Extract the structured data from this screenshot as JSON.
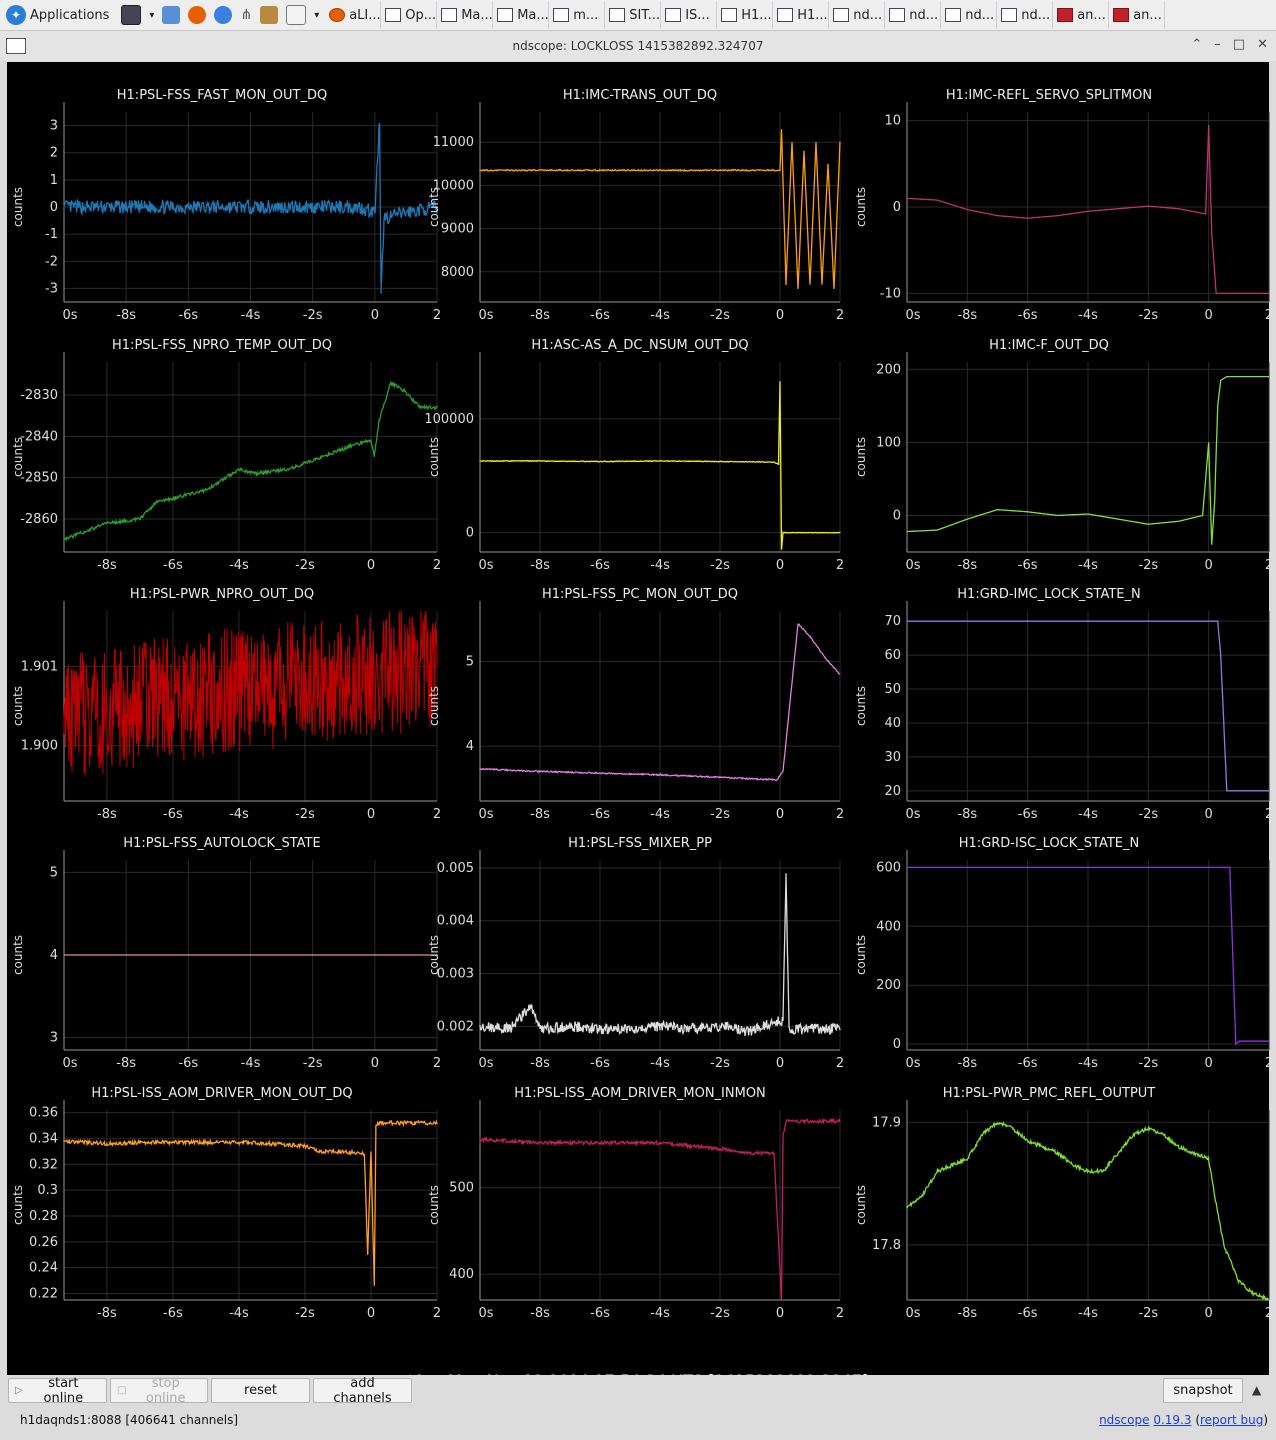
{
  "taskbar": {
    "apps_label": "Applications",
    "tasks": [
      {
        "label": "aLI...",
        "icon": "firefox-icon"
      },
      {
        "label": "Op...",
        "icon": "editor-icon"
      },
      {
        "label": "Ma...",
        "icon": "window-icon"
      },
      {
        "label": "Ma...",
        "icon": "window-icon"
      },
      {
        "label": "m...",
        "icon": "window-icon"
      },
      {
        "label": "SIT...",
        "icon": "monitor-icon"
      },
      {
        "label": "IS...",
        "icon": "monitor-icon"
      },
      {
        "label": "H1...",
        "icon": "monitor-icon"
      },
      {
        "label": "H1...",
        "icon": "monitor-icon"
      },
      {
        "label": "nd...",
        "icon": "window-icon"
      },
      {
        "label": "nd...",
        "icon": "window-icon"
      },
      {
        "label": "nd...",
        "icon": "window-icon"
      },
      {
        "label": "nd...",
        "icon": "window-icon"
      },
      {
        "label": "an...",
        "icon": "terminal-icon"
      },
      {
        "label": "an...",
        "icon": "terminal-icon"
      }
    ]
  },
  "window": {
    "title": "ndscope: LOCKLOSS 1415382892.324707"
  },
  "t0_label": "t0 = Mon Nov 11 2024 17:54:34 UTC [1415382892.3247]",
  "buttons": {
    "start_online": "start online",
    "stop_online": "stop online",
    "reset": "reset",
    "add_channels": "add channels",
    "snapshot": "snapshot"
  },
  "status": {
    "server": "h1daqnds1:8088  [406641 channels]",
    "app_name": "ndscope",
    "version": "0.19.3",
    "report_bug": "report bug"
  },
  "chart_data": [
    {
      "type": "line",
      "title": "H1:PSL-FSS_FAST_MON_OUT_DQ",
      "ylabel": "counts",
      "color": "#1f77b4",
      "xlim": [
        -10,
        2
      ],
      "ylim": [
        -3.5,
        3.5
      ],
      "yticks": [
        3,
        2,
        1,
        0,
        -1,
        -2,
        -3
      ],
      "xticks": [
        "0s",
        "-8s",
        "-6s",
        "-4s",
        "-2s",
        "0",
        "2"
      ],
      "x": [
        -10,
        -8,
        -6,
        -4,
        -2,
        -0.5,
        0,
        0.15,
        0.2,
        0.3,
        1,
        2
      ],
      "y": [
        0,
        0,
        0,
        0,
        0,
        0,
        -0.2,
        3.1,
        -3.2,
        -0.4,
        -0.2,
        0
      ],
      "noise": 0.25
    },
    {
      "type": "line",
      "title": "H1:IMC-TRANS_OUT_DQ",
      "ylabel": "counts",
      "color": "#ff9f10",
      "xlim": [
        -10,
        2
      ],
      "ylim": [
        7300,
        11700
      ],
      "yticks": [
        11000,
        10000,
        9000,
        8000
      ],
      "xticks": [
        "0s",
        "-8s",
        "-6s",
        "-4s",
        "-2s",
        "0",
        "2"
      ],
      "x": [
        -10,
        -6,
        -2,
        0,
        0.05,
        0.2,
        0.4,
        0.6,
        0.8,
        1.0,
        1.2,
        1.4,
        1.6,
        1.8,
        2
      ],
      "y": [
        10350,
        10350,
        10350,
        10350,
        11300,
        7700,
        11000,
        7600,
        10800,
        7700,
        11000,
        7700,
        10500,
        7600,
        11000
      ],
      "noise": 15
    },
    {
      "type": "line",
      "title": "H1:IMC-REFL_SERVO_SPLITMON",
      "ylabel": "counts",
      "color": "#c0306a",
      "xlim": [
        -10,
        2
      ],
      "ylim": [
        -11,
        11
      ],
      "yticks": [
        10,
        0,
        -10
      ],
      "xticks": [
        "0s",
        "-8s",
        "-6s",
        "-4s",
        "-2s",
        "0",
        "2"
      ],
      "x": [
        -10,
        -9,
        -8,
        -7,
        -6,
        -5,
        -4,
        -3,
        -2,
        -1,
        -0.1,
        0,
        0.1,
        0.25,
        0.3,
        2
      ],
      "y": [
        1,
        0.8,
        -0.3,
        -1,
        -1.3,
        -1,
        -0.5,
        -0.2,
        0.1,
        -0.2,
        -0.8,
        9.5,
        -3,
        -10,
        -10,
        -10
      ],
      "noise": 0
    },
    {
      "type": "line",
      "title": "H1:PSL-FSS_NPRO_TEMP_OUT_DQ",
      "ylabel": "counts",
      "color": "#2ca02c",
      "xlim": [
        -9.3,
        2
      ],
      "ylim": [
        -2868,
        -2822
      ],
      "yticks": [
        -2830,
        -2840,
        -2850,
        -2860
      ],
      "xticks": [
        "-8s",
        "-6s",
        "-4s",
        "-2s",
        "0",
        "2"
      ],
      "x": [
        -9.3,
        -8,
        -7,
        -6.5,
        -5,
        -4,
        -3.5,
        -2.5,
        -1.5,
        -0.5,
        0,
        0.1,
        0.25,
        0.6,
        1,
        1.5,
        2
      ],
      "y": [
        -2865,
        -2861,
        -2860,
        -2856,
        -2853,
        -2848,
        -2849,
        -2848,
        -2845,
        -2842,
        -2841,
        -2845,
        -2836,
        -2827,
        -2829,
        -2833,
        -2833
      ],
      "noise": 0.4
    },
    {
      "type": "line",
      "title": "H1:ASC-AS_A_DC_NSUM_OUT_DQ",
      "ylabel": "counts",
      "color": "#eeee20",
      "xlim": [
        -10,
        2
      ],
      "ylim": [
        -17000,
        150000
      ],
      "yticks": [
        100000,
        0
      ],
      "xticks": [
        "0s",
        "-8s",
        "-6s",
        "-4s",
        "-2s",
        "0",
        "2"
      ],
      "x": [
        -10,
        -8,
        -6,
        -4,
        -2,
        -0.2,
        -0.05,
        0,
        0.05,
        0.1,
        0.15,
        2
      ],
      "y": [
        63000,
        63000,
        62500,
        63000,
        62500,
        62000,
        60000,
        133000,
        -15000,
        0,
        0,
        0
      ],
      "noise": 300
    },
    {
      "type": "line",
      "title": "H1:IMC-F_OUT_DQ",
      "ylabel": "counts",
      "color": "#80e040",
      "xlim": [
        -10,
        2
      ],
      "ylim": [
        -50,
        210
      ],
      "yticks": [
        200,
        100,
        0
      ],
      "xticks": [
        "0s",
        "-8s",
        "-6s",
        "-4s",
        "-2s",
        "0",
        "2"
      ],
      "x": [
        -10,
        -9,
        -8,
        -7,
        -6,
        -5,
        -4,
        -3,
        -2,
        -1,
        -0.2,
        0,
        0.1,
        0.2,
        0.3,
        0.4,
        0.6,
        0.8,
        1.2,
        2
      ],
      "y": [
        -22,
        -20,
        -5,
        8,
        5,
        0,
        2,
        -5,
        -12,
        -8,
        0,
        100,
        -40,
        20,
        150,
        185,
        190,
        190,
        190,
        190
      ],
      "noise": 0
    },
    {
      "type": "line",
      "title": "H1:PSL-PWR_NPRO_OUT_DQ",
      "ylabel": "counts",
      "color": "#c00000",
      "xlim": [
        -9.3,
        2
      ],
      "ylim": [
        1.8993,
        1.9017
      ],
      "yticks": [
        1.901,
        1.9
      ],
      "ytick_labels": [
        "1.901",
        "1.900"
      ],
      "xticks": [
        "-8s",
        "-6s",
        "-4s",
        "-2s",
        "0",
        "2"
      ],
      "x": [
        -9.3,
        -8,
        -6,
        -4,
        -2,
        0,
        2
      ],
      "y": [
        1.90035,
        1.90045,
        1.9006,
        1.9007,
        1.9008,
        1.9009,
        1.901
      ],
      "noise": 0.0008,
      "filled": true
    },
    {
      "type": "line",
      "title": "H1:PSL-FSS_PC_MON_OUT_DQ",
      "ylabel": "counts",
      "color": "#e080e0",
      "xlim": [
        -10,
        2
      ],
      "ylim": [
        3.35,
        5.6
      ],
      "yticks": [
        5,
        4
      ],
      "xticks": [
        "0s",
        "-8s",
        "-6s",
        "-4s",
        "-2s",
        "0",
        "2"
      ],
      "x": [
        -10,
        -8,
        -6,
        -4,
        -2,
        -0.1,
        0.1,
        0.6,
        1,
        1.5,
        2
      ],
      "y": [
        3.73,
        3.7,
        3.68,
        3.66,
        3.63,
        3.6,
        3.7,
        5.45,
        5.3,
        5.05,
        4.85
      ],
      "noise": 0.008
    },
    {
      "type": "line",
      "title": "H1:GRD-IMC_LOCK_STATE_N",
      "ylabel": "counts",
      "color": "#8080e0",
      "xlim": [
        -10,
        2
      ],
      "ylim": [
        17,
        73
      ],
      "yticks": [
        70,
        60,
        50,
        40,
        30,
        20
      ],
      "xticks": [
        "0s",
        "-8s",
        "-6s",
        "-4s",
        "-2s",
        "0",
        "2"
      ],
      "x": [
        -10,
        0.3,
        0.4,
        0.5,
        0.6,
        2
      ],
      "y": [
        70,
        70,
        60,
        40,
        20,
        20
      ],
      "noise": 0
    },
    {
      "type": "line",
      "title": "H1:PSL-FSS_AUTOLOCK_STATE",
      "ylabel": "counts",
      "color": "#e09090",
      "xlim": [
        -10,
        2
      ],
      "ylim": [
        2.85,
        5.15
      ],
      "yticks": [
        5,
        4,
        3
      ],
      "xticks": [
        "0s",
        "-8s",
        "-6s",
        "-4s",
        "-2s",
        "0",
        "2"
      ],
      "x": [
        -10,
        2
      ],
      "y": [
        4,
        4
      ],
      "noise": 0
    },
    {
      "type": "line",
      "title": "H1:PSL-FSS_MIXER_PP",
      "ylabel": "counts",
      "color": "#dddddd",
      "xlim": [
        -10,
        2
      ],
      "ylim": [
        0.00155,
        0.00515
      ],
      "yticks": [
        0.005,
        0.004,
        0.003,
        0.002
      ],
      "xticks": [
        "0s",
        "-8s",
        "-6s",
        "-4s",
        "-2s",
        "0",
        "2"
      ],
      "x": [
        -10,
        -9,
        -8.3,
        -8,
        -7,
        -6,
        -5,
        -4,
        -3,
        -2,
        -1,
        -0.2,
        0.1,
        0.2,
        0.3,
        0.4,
        1,
        2
      ],
      "y": [
        0.002,
        0.00195,
        0.0024,
        0.00195,
        0.002,
        0.00195,
        0.00195,
        0.002,
        0.00195,
        0.002,
        0.0019,
        0.0021,
        0.0021,
        0.0049,
        0.002,
        0.00195,
        0.00195,
        0.00195
      ],
      "noise": 0.0001
    },
    {
      "type": "line",
      "title": "H1:GRD-ISC_LOCK_STATE_N",
      "ylabel": "counts",
      "color": "#9030e0",
      "xlim": [
        -10,
        2
      ],
      "ylim": [
        -20,
        625
      ],
      "yticks": [
        600,
        400,
        200,
        0
      ],
      "xticks": [
        "0s",
        "-8s",
        "-6s",
        "-4s",
        "-2s",
        "0",
        "2"
      ],
      "x": [
        -10,
        0.7,
        0.9,
        1,
        2
      ],
      "y": [
        600,
        600,
        0,
        10,
        10
      ],
      "noise": 0
    },
    {
      "type": "line",
      "title": "H1:PSL-ISS_AOM_DRIVER_MON_OUT_DQ",
      "ylabel": "counts",
      "color": "#ffa020",
      "xlim": [
        -9.3,
        2
      ],
      "ylim": [
        0.215,
        0.362
      ],
      "yticks": [
        0.36,
        0.34,
        0.32,
        0.3,
        0.28,
        0.26,
        0.24,
        0.22
      ],
      "xticks": [
        "-8s",
        "-6s",
        "-4s",
        "-2s",
        "0",
        "2"
      ],
      "x": [
        -9.3,
        -8,
        -7,
        -6,
        -5,
        -4,
        -3,
        -2,
        -1.5,
        -1,
        -0.5,
        -0.2,
        -0.1,
        0,
        0.1,
        0.15,
        0.2,
        0.25,
        2
      ],
      "y": [
        0.338,
        0.336,
        0.337,
        0.337,
        0.337,
        0.337,
        0.336,
        0.334,
        0.33,
        0.33,
        0.329,
        0.328,
        0.25,
        0.33,
        0.226,
        0.35,
        0.352,
        0.352,
        0.352
      ],
      "noise": 0.0015
    },
    {
      "type": "line",
      "title": "H1:PSL-ISS_AOM_DRIVER_MON_INMON",
      "ylabel": "counts",
      "color": "#c02060",
      "xlim": [
        -10,
        2
      ],
      "ylim": [
        370,
        590
      ],
      "yticks": [
        500,
        400
      ],
      "xticks": [
        "0s",
        "-8s",
        "-6s",
        "-4s",
        "-2s",
        "0",
        "2"
      ],
      "x": [
        -10,
        -8,
        -6,
        -4,
        -2,
        -1,
        -0.2,
        0.05,
        0.1,
        0.2,
        0.3,
        2
      ],
      "y": [
        556,
        552,
        552,
        552,
        545,
        540,
        540,
        370,
        560,
        577,
        577,
        577
      ],
      "noise": 2
    },
    {
      "type": "line",
      "title": "H1:PSL-PWR_PMC_REFL_OUTPUT",
      "ylabel": "counts",
      "color": "#80e030",
      "xlim": [
        -10,
        2
      ],
      "ylim": [
        17.755,
        17.91
      ],
      "yticks": [
        17.9,
        17.8
      ],
      "xticks": [
        "0s",
        "-8s",
        "-6s",
        "-4s",
        "-2s",
        "0",
        "2"
      ],
      "x": [
        -10,
        -9.5,
        -9,
        -8,
        -7.5,
        -7,
        -6.5,
        -6,
        -5.5,
        -5,
        -4.5,
        -4,
        -3.5,
        -3,
        -2.5,
        -2,
        -1.5,
        -1,
        -0.5,
        0,
        0.2,
        0.5,
        1,
        1.5,
        2
      ],
      "y": [
        17.83,
        17.84,
        17.86,
        17.87,
        17.89,
        17.9,
        17.895,
        17.885,
        17.88,
        17.875,
        17.865,
        17.86,
        17.86,
        17.875,
        17.89,
        17.895,
        17.89,
        17.88,
        17.875,
        17.87,
        17.84,
        17.8,
        17.77,
        17.76,
        17.755
      ],
      "noise": 0.0015
    }
  ]
}
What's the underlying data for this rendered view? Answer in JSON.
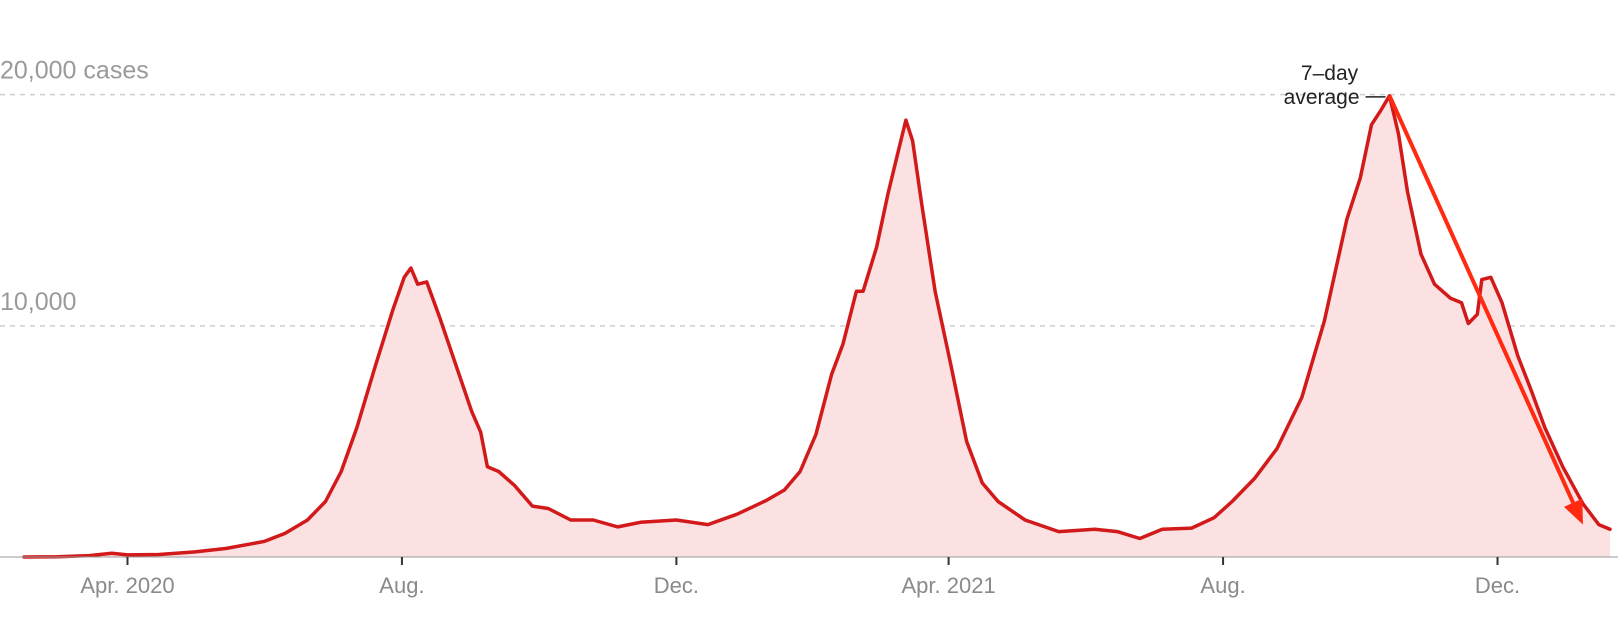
-*-*-
> [THE EXERCISE]
From the material above, copy each line that includes the word "ndscope".

> [SOLUTION TO THIS EXERCISE]
    "title": "ndscope: LOCKLOSS 1415382892.324707"
    "app_name": "ndscope",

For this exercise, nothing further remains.